Records for processing

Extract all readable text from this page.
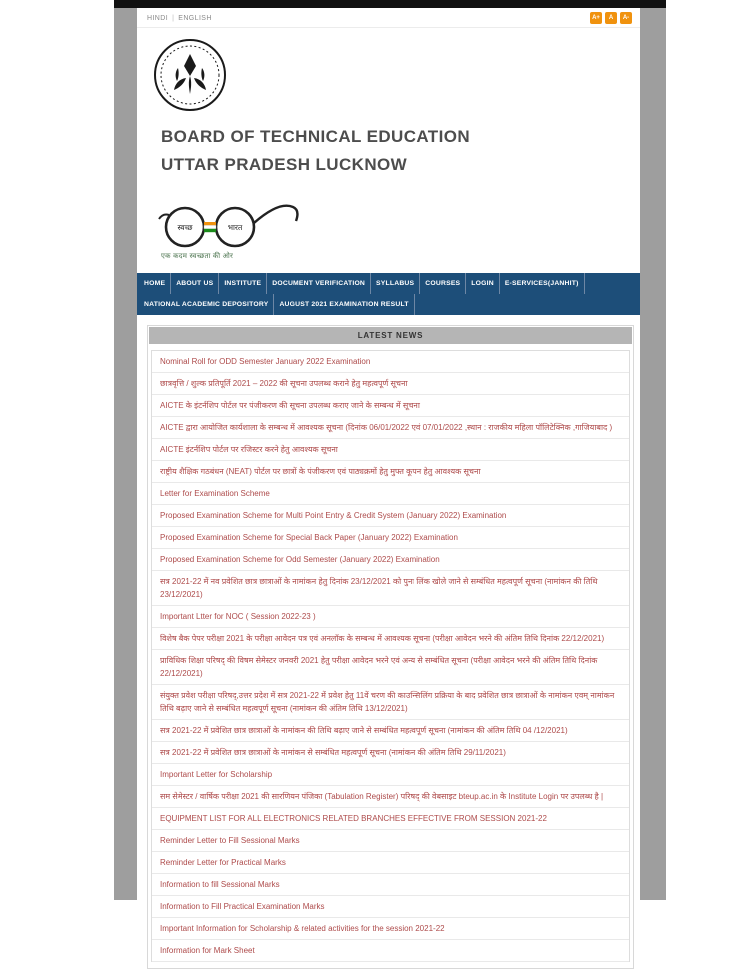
HINDI | ENGLISH	A+	A	A-
BOARD OF TECHNICAL EDUCATION
UTTAR PRADESH LUCKNOW
स्वच्छ	भारत
एक कदम स्वच्छता की ओर
HOME	ABOUT US	INSTITUTE	DOCUMENT VERIFICATION	SYLLABUS	COURSES	LOGIN	E-SERVICES(JANHIT)
NATIONAL ACADEMIC DEPOSITORY	AUGUST 2021 EXAMINATION RESULT
LATEST NEWS
Nominal Roll for ODD Semester January 2022 Examination
छात्रवृत्ति / शुल्क प्रतिपूर्ति 2021 – 2022 की सूचना उपलब्ध कराने हेतु महत्वपूर्ण सूचना
AICTE के इंटर्नशिप पोर्टल पर पंजीकरण की सूचना उपलब्ध कराए जाने के सम्बन्ध में सूचना
AICTE द्वारा आयोजित कार्यशाला के सम्बन्ध में आवश्यक सूचना (दिनांक 06/01/2022 एवं 07/01/2022 ,स्थान : राजकीय महिला पॉलिटेक्निक ,गाजियाबाद )
AICTE इंटर्नशिप पोर्टल पर रजिस्टर करने हेतु आवश्यक सूचना
राष्ट्रीय शैक्षिक गठबंधन (NEAT) पोर्टल पर छात्रों के पंजीकरण एवं पाठ्यक्रमों हेतु मुफ्त कूपन हेतु आवश्यक सूचना
Letter for Examination Scheme
Proposed Examination Scheme for Multi Point Entry & Credit System (January 2022) Examination
Proposed Examination Scheme for Special Back Paper (January 2022) Examination
Proposed Examination Scheme for Odd Semester (January 2022) Examination
सत्र 2021-22 में नव प्रवेशित छात्र छात्राओं के नामांकन हेतु दिनांक 23/12/2021 को पुनः लिंक खोले जाने से सम्बंधित महत्वपूर्ण सूचना (नामांकन की तिथि 23/12/2021)
Important Ltter for NOC ( Session 2022-23 )
विशेष बैक पेपर परीक्षा 2021 के परीक्षा आवेदन पत्र एवं अनलॉक के सम्बन्ध में आवश्यक सूचना (परीक्षा आवेदन भरने की अंतिम तिथि दिनांक 22/12/2021)
प्राविधिक शिक्षा परिषद् की विषम सेमेस्टर जनवरी 2021 हेतु परीक्षा आवेदन भरने एवं अन्य से सम्बंधित सूचना (परीक्षा आवेदन भरने की अंतिम तिथि दिनांक 22/12/2021)
संयुक्त प्रवेश परीक्षा परिषद्,उत्तर प्रदेश में सत्र 2021-22 में प्रवेश हेतु 11वें चरण की काउन्सिलिंग प्रक्रिया के बाद प्रवेशित छात्र छात्राओं के नामांकन एवम् नामांकन तिथि बढ़ाए जाने से सम्बंधित महत्वपूर्ण सूचना (नामांकन की अंतिम तिथि 13/12/2021)
सत्र 2021-22 में प्रवेशित छात्र छात्राओं के नामांकन की तिथि बढ़ाए जाने से सम्बंधित महत्वपूर्ण सूचना (नामांकन की अंतिम तिथि 04 /12/2021)
सत्र 2021-22 में प्रवेशित छात्र छात्राओं के नामांकन से सम्बंधित महत्वपूर्ण सूचना (नामांकन की अंतिम तिथि 29/11/2021)
Important Letter for Scholarship
सम सेमेस्टर / वार्षिक परीक्षा 2021 की सारणियन पंजिका (Tabulation Register) परिषद् की वेबसाइट bteup.ac.in के Institute Login पर उपलब्ध है |
EQUIPMENT LIST FOR ALL ELECTRONICS RELATED BRANCHES EFFECTIVE FROM SESSION 2021-22
Reminder Letter to Fill Sessional Marks
Reminder Letter for Practical Marks
Information to fill Sessional Marks
Information to Fill Practical Examination Marks
Important Information for Scholarship & related activities for the session 2021-22
Information for Mark Sheet
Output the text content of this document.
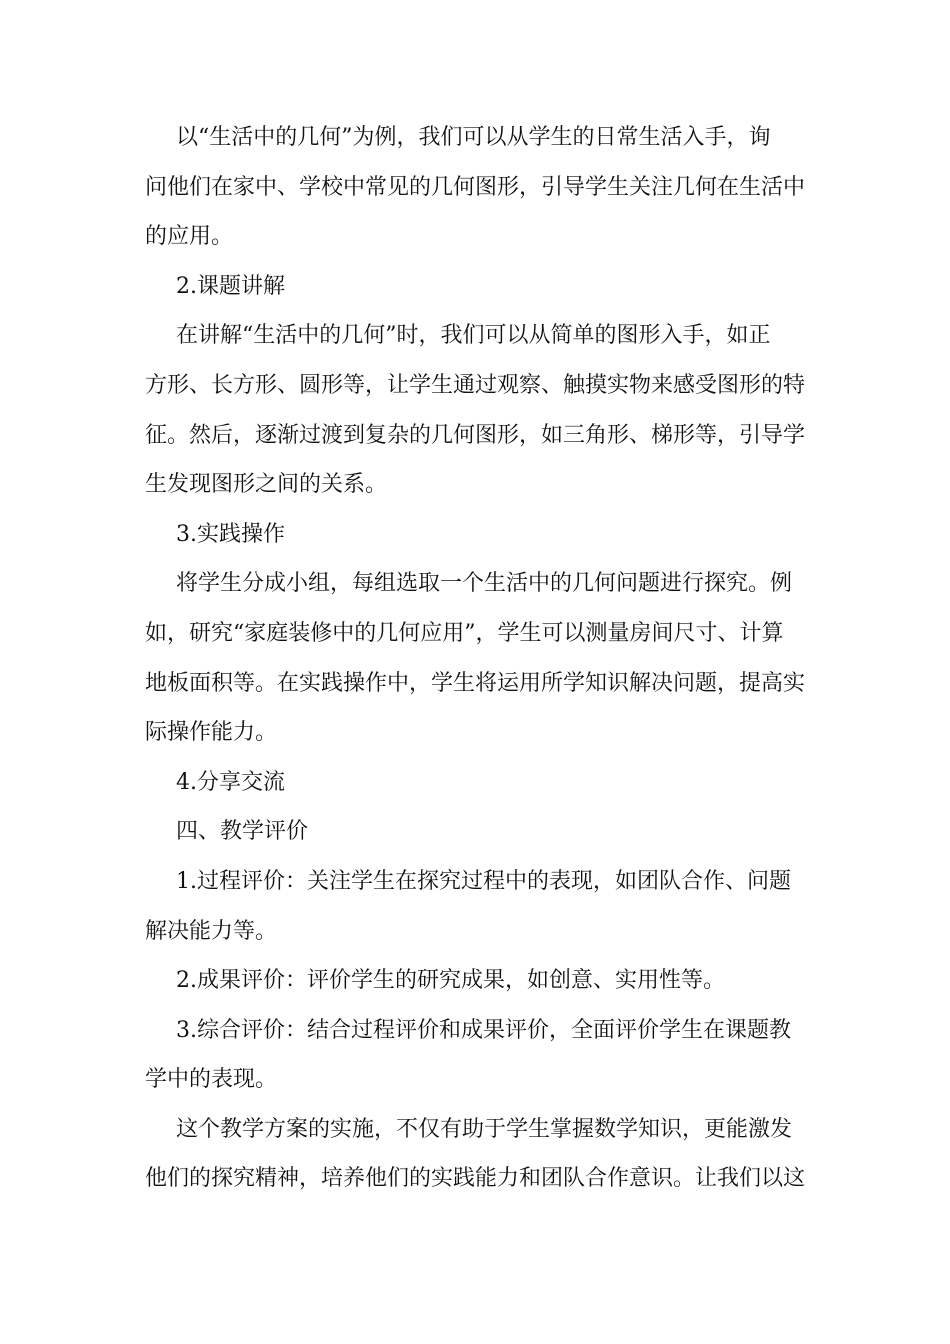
以“生活中的几何”为例，我们可以从学生的日常生活入手，询
问他们在家中、学校中常见的几何图形，引导学生关注几何在生活中
的应用。
2.课题讲解
在讲解“生活中的几何”时，我们可以从简单的图形入手，如正
方形、长方形、圆形等，让学生通过观察、触摸实物来感受图形的特
征。然后，逐渐过渡到复杂的几何图形，如三角形、梯形等，引导学
生发现图形之间的关系。
3.实践操作
将学生分成小组，每组选取一个生活中的几何问题进行探究。例
如，研究“家庭装修中的几何应用”，学生可以测量房间尺寸、计算
地板面积等。在实践操作中，学生将运用所学知识解决问题，提高实
际操作能力。
4.分享交流
四、教学评价
1.过程评价：关注学生在探究过程中的表现，如团队合作、问题
解决能力等。
2.成果评价：评价学生的研究成果，如创意、实用性等。
3.综合评价：结合过程评价和成果评价，全面评价学生在课题教
学中的表现。
这个教学方案的实施，不仅有助于学生掌握数学知识，更能激发
他们的探究精神，培养他们的实践能力和团队合作意识。让我们以这
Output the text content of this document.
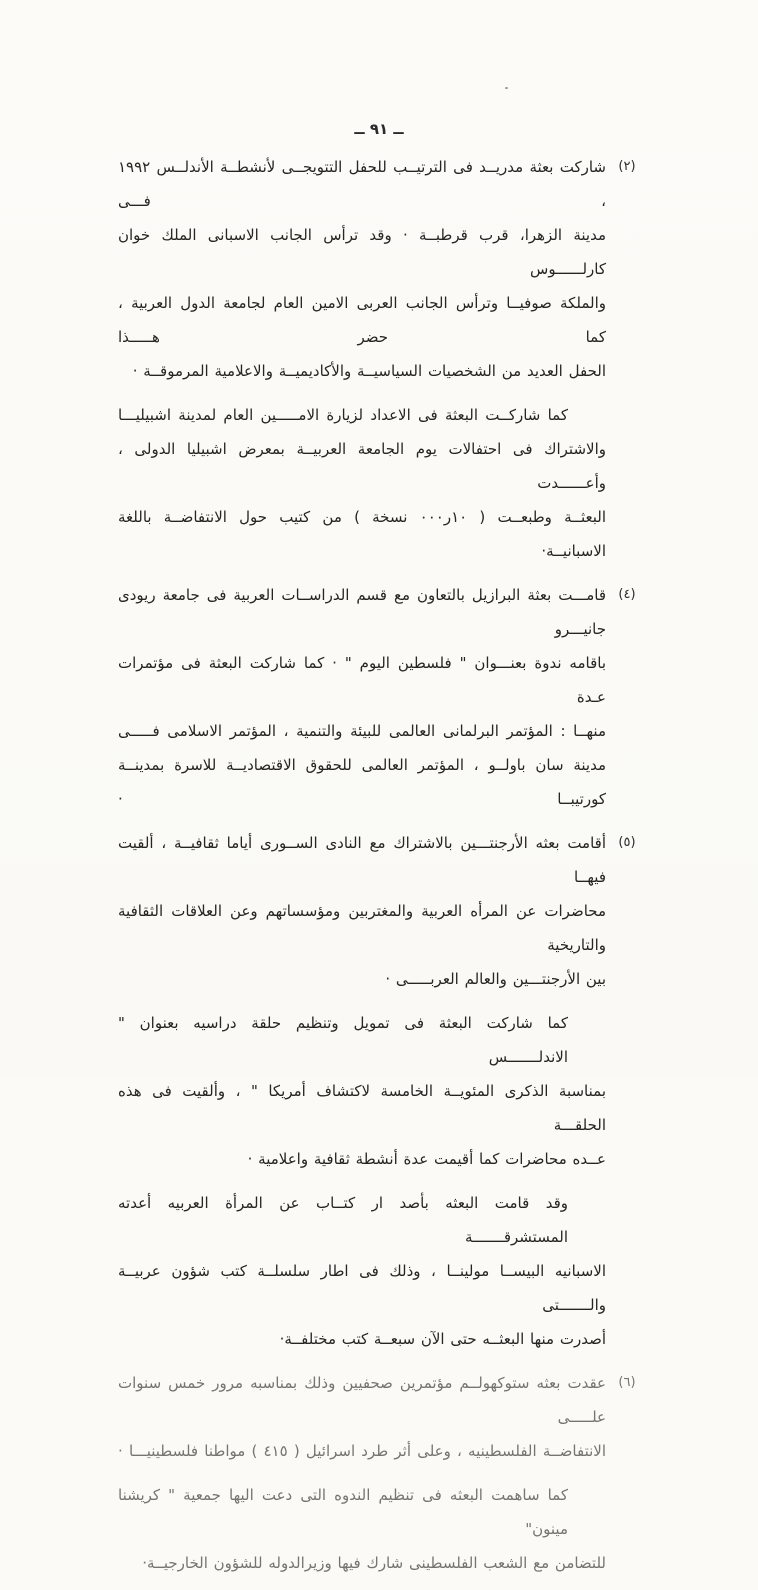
ــ ٩١ ــ
(٢)
شاركت بعثة مدريــد فى الترتيــب للحفل التتويجــى لأنشطــة الأندلــس ١٩٩٢ ، فـــى
مدينة الزهرا، قرب قرطبــة · وقد ترأس الجانب الاسبانى الملك خوان كارلــــــوس
والملكة صوفيــا وترأس الجانب العربى الامين العام لجامعة الدول العربية ، كما حضر هـــــذا
الحفل العديد من الشخصيات السياسيــة والأكاديميــة والاعلامية المرموقــة ·
كما شاركــت البعثة فى الاعداد لزيارة الامـــــين العام لمدينة اشبيليـــا
والاشتراك فى احتفالات يوم الجامعة العربيــة بمعرض اشبيليا الدولى ، وأعــــــدت
البعثــة وطبعــت ( ١٠ر٠٠٠ نسخة ) من كتيب حول الانتفاضــة باللغة الاسبانيــة·
(٤)
قامـــت بعثة البرازيل بالتعاون مع قسم الدراســات العربية فى جامعة ريودى جانيـــرو
باقامه ندوة بعنـــوان " فلسطين اليوم " · كما شاركت البعثة فى مؤتمرات عـدة
منهــا : المؤتمر البرلمانى العالمى للبيئة والتنمية ، المؤتمر الاسلامى فـــــى
مدينة سان باولــو ، المؤتمر العالمى للحقوق الاقتصاديــة للاسرة بمدينــة كورتيبــا ·
(٥)
أقامت بعثه الأرجنتـــين بالاشتراك مع النادى الســورى أياما ثقافيــة ، ألقيت فيهــا
محاضرات عن المرأه العربية والمغتربين ومؤسساتهم وعن العلاقات الثقافية والتاريخية
بين الأرجنتـــين والعالم العربـــــى ·
كما شاركت البعثة فى تمويل وتنظيم حلقة دراسيه بعنوان " الاندلـــــــس
بمناسبة الذكرى المئويــة الخامسة لاكتشاف أمريكا " ، وألقيت فى هذه الحلقـــة
عــده محاضرات كما أقيمت عدة أنشطة ثقافية واعلامية ·
وقد قامت البعثه بأصد ار كتــاب عن المرأة العربيه أعدته المستشرقـــــــة
الاسبانيه البيســا مولينــا ، وذلك فى اطار سلسلــة كتب شؤون عربيــة والـــــــتى
أصدرت منها البعثــه حتى الآن سبعــة كتب مختلفــة·
(٦)
عقدت بعثه ستوكهولــم مؤتمرين صحفيين وذلك بمناسبه مرور خمس سنوات علـــــى
الانتفاضــة الفلسطينيه ، وعلى أثر طرد اسرائيل ( ٤١٥ ) مواطنا فلسطينيـــا ·
كما ساهمت البعثه فى تنظيم الندوه التى دعت اليها جمعية " كريشنا مينون"
للتضامن مع الشعب الفلسطينى شارك فيها وزيرالدوله للشؤون الخارجيــة·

Task description
Omit any images, then output the listing exactly.

Result of the task
Extract all readable text from this page.
HINDI | ENGLISH	A+	A	A-
BOARD OF TECHNICAL EDUCATION
UTTAR PRADESH LUCKNOW
स्वच्छ	भारत
एक कदम स्वच्छता की ओर
HOME	ABOUT US	INSTITUTE	DOCUMENT VERIFICATION	SYLLABUS	COURSES	LOGIN	E-SERVICES(JANHIT)
NATIONAL ACADEMIC DEPOSITORY	AUGUST 2021 EXAMINATION RESULT
LATEST NEWS
Nominal Roll for ODD Semester January 2022 Examination
छात्रवृत्ति / शुल्क प्रतिपूर्ति 2021 – 2022 की सूचना उपलब्ध कराने हेतु महत्वपूर्ण सूचना
AICTE के इंटर्नशिप पोर्टल पर पंजीकरण की सूचना उपलब्ध कराए जाने के सम्बन्ध में सूचना
AICTE द्वारा आयोजित कार्यशाला के सम्बन्ध में आवश्यक सूचना (दिनांक 06/01/2022 एवं 07/01/2022 ,स्थान : राजकीय महिला पॉलिटेक्निक ,गाजियाबाद )
AICTE इंटर्नशिप पोर्टल पर रजिस्टर करने हेतु आवश्यक सूचना
राष्ट्रीय शैक्षिक गठबंधन (NEAT) पोर्टल पर छात्रों के पंजीकरण एवं पाठ्यक्रमों हेतु मुफ्त कूपन हेतु आवश्यक सूचना
Letter for Examination Scheme
Proposed Examination Scheme for Multi Point Entry & Credit System (January 2022) Examination
Proposed Examination Scheme for Special Back Paper (January 2022) Examination
Proposed Examination Scheme for Odd Semester (January 2022) Examination
सत्र 2021-22 में नव प्रवेशित छात्र छात्राओं के नामांकन हेतु दिनांक 23/12/2021 को पुनः लिंक खोले जाने से सम्बंधित महत्वपूर्ण सूचना (नामांकन की तिथि 23/12/2021)
Important Ltter for NOC ( Session 2022-23 )
विशेष बैक पेपर परीक्षा 2021 के परीक्षा आवेदन पत्र एवं अनलॉक के सम्बन्ध में आवश्यक सूचना (परीक्षा आवेदन भरने की अंतिम तिथि दिनांक 22/12/2021)
प्राविधिक शिक्षा परिषद् की विषम सेमेस्टर जनवरी 2021 हेतु परीक्षा आवेदन भरने एवं अन्य से सम्बंधित सूचना (परीक्षा आवेदन भरने की अंतिम तिथि दिनांक 22/12/2021)
संयुक्त प्रवेश परीक्षा परिषद्,उत्तर प्रदेश में सत्र 2021-22 में प्रवेश हेतु 11वें चरण की काउन्सिलिंग प्रक्रिया के बाद प्रवेशित छात्र छात्राओं के नामांकन एवम् नामांकन तिथि बढ़ाए जाने से सम्बंधित महत्वपूर्ण सूचना (नामांकन की अंतिम तिथि 13/12/2021)
सत्र 2021-22 में प्रवेशित छात्र छात्राओं के नामांकन की तिथि बढ़ाए जाने से सम्बंधित महत्वपूर्ण सूचना (नामांकन की अंतिम तिथि 04 /12/2021)
सत्र 2021-22 में प्रवेशित छात्र छात्राओं के नामांकन से सम्बंधित महत्वपूर्ण सूचना (नामांकन की अंतिम तिथि 29/11/2021)
Important Letter for Scholarship
सम सेमेस्टर / वार्षिक परीक्षा 2021 की सारणियन पंजिका (Tabulation Register) परिषद् की वेबसाइट bteup.ac.in के Institute Login पर उपलब्ध है |
EQUIPMENT LIST FOR ALL ELECTRONICS RELATED BRANCHES EFFECTIVE FROM SESSION 2021-22
Reminder Letter to Fill Sessional Marks
Reminder Letter for Practical Marks
Information to fill Sessional Marks
Information to Fill Practical Examination Marks
Important Information for Scholarship & related activities for the session 2021-22
Information for Mark Sheet
Output the text content of this document.
以“生活中的几何”为例，我们可以从学生的日常生活入手，询
问他们在家中、学校中常见的几何图形，引导学生关注几何在生活中
的应用。
2.课题讲解
在讲解“生活中的几何”时，我们可以从简单的图形入手，如正
方形、长方形、圆形等，让学生通过观察、触摸实物来感受图形的特
征。然后，逐渐过渡到复杂的几何图形，如三角形、梯形等，引导学
生发现图形之间的关系。
3.实践操作
将学生分成小组，每组选取一个生活中的几何问题进行探究。例
如，研究“家庭装修中的几何应用”，学生可以测量房间尺寸、计算
地板面积等。在实践操作中，学生将运用所学知识解决问题，提高实
际操作能力。
4.分享交流
四、教学评价
1.过程评价：关注学生在探究过程中的表现，如团队合作、问题
解决能力等。
2.成果评价：评价学生的研究成果，如创意、实用性等。
3.综合评价：结合过程评价和成果评价，全面评价学生在课题教
学中的表现。
这个教学方案的实施，不仅有助于学生掌握数学知识，更能激发
他们的探究精神，培养他们的实践能力和团队合作意识。让我们以这
Output the text content of this document.
ــ ٩١ ــ
(٢)
شاركت بعثة مدريــد فى الترتيــب للحفل التتويجــى لأنشطــة الأندلــس ١٩٩٢ ، فـــى
مدينة الزهرا، قرب قرطبــة · وقد ترأس الجانب الاسبانى الملك خوان كارلــــــوس
والملكة صوفيــا وترأس الجانب العربى الامين العام لجامعة الدول العربية ، كما حضر هـــــذا
الحفل العديد من الشخصيات السياسيــة والأكاديميــة والاعلامية المرموقــة ·
كما شاركــت البعثة فى الاعداد لزيارة الامـــــين العام لمدينة اشبيليـــا
والاشتراك فى احتفالات يوم الجامعة العربيــة بمعرض اشبيليا الدولى ، وأعــــــدت
البعثــة وطبعــت ( ١٠ر٠٠٠ نسخة ) من كتيب حول الانتفاضــة باللغة الاسبانيــة·
(٤)
قامـــت بعثة البرازيل بالتعاون مع قسم الدراســات العربية فى جامعة ريودى جانيـــرو
باقامه ندوة بعنـــوان " فلسطين اليوم " · كما شاركت البعثة فى مؤتمرات عـدة
منهــا : المؤتمر البرلمانى العالمى للبيئة والتنمية ، المؤتمر الاسلامى فـــــى
مدينة سان باولــو ، المؤتمر العالمى للحقوق الاقتصاديــة للاسرة بمدينــة كورتيبــا ·
(٥)
أقامت بعثه الأرجنتـــين بالاشتراك مع النادى الســورى أياما ثقافيــة ، ألقيت فيهــا
محاضرات عن المرأه العربية والمغتربين ومؤسساتهم وعن العلاقات الثقافية والتاريخية
بين الأرجنتـــين والعالم العربـــــى ·
كما شاركت البعثة فى تمويل وتنظيم حلقة دراسيه بعنوان " الاندلـــــــس
بمناسبة الذكرى المئويــة الخامسة لاكتشاف أمريكا " ، وألقيت فى هذه الحلقـــة
عــده محاضرات كما أقيمت عدة أنشطة ثقافية واعلامية ·
وقد قامت البعثه بأصد ار كتــاب عن المرأة العربيه أعدته المستشرقـــــــة
الاسبانيه البيســا مولينــا ، وذلك فى اطار سلسلــة كتب شؤون عربيــة والـــــــتى
أصدرت منها البعثــه حتى الآن سبعــة كتب مختلفــة·
(٦)
عقدت بعثه ستوكهولــم مؤتمرين صحفيين وذلك بمناسبه مرور خمس سنوات علـــــى
الانتفاضــة الفلسطينيه ، وعلى أثر طرد اسرائيل ( ٤١٥ ) مواطنا فلسطينيـــا ·
كما ساهمت البعثه فى تنظيم الندوه التى دعت اليها جمعية " كريشنا مينون"
للتضامن مع الشعب الفلسطينى شارك فيها وزيرالدوله للشؤون الخارجيــة·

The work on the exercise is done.